**Exercise task**
Find all lines in the records that include the word "可以记作", and copy them out.

**Material provided**
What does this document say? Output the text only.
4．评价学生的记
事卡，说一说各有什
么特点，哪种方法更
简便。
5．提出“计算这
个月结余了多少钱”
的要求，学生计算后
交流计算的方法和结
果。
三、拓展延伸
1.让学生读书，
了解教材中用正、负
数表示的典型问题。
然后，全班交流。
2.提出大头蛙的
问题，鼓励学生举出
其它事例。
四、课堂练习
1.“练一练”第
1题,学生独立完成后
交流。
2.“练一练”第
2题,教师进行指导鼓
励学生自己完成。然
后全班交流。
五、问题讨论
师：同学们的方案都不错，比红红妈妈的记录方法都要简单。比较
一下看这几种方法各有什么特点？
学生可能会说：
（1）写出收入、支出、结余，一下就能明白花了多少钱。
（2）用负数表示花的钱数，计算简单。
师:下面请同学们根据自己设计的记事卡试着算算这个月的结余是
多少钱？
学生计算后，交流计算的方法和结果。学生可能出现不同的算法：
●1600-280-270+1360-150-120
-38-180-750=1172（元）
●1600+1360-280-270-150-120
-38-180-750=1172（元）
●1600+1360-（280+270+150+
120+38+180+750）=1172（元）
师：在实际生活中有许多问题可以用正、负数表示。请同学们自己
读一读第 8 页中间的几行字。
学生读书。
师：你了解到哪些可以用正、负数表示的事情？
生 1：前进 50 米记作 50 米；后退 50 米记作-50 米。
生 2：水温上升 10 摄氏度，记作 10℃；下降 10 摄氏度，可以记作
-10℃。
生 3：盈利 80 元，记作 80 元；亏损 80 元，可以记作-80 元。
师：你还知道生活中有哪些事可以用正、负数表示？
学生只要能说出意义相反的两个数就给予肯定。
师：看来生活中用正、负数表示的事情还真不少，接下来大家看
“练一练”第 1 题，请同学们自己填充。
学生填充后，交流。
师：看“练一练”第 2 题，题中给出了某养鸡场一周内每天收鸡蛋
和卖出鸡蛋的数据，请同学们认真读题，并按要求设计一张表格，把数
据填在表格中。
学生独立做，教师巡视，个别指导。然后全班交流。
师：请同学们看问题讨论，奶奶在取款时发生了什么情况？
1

**Written reply**
生 2：水温上升 10 摄氏度，记作 10℃；下降 10 摄氏度，可以记作
生 3：盈利 80 元，记作 80 元；亏损 80 元，可以记作-80 元。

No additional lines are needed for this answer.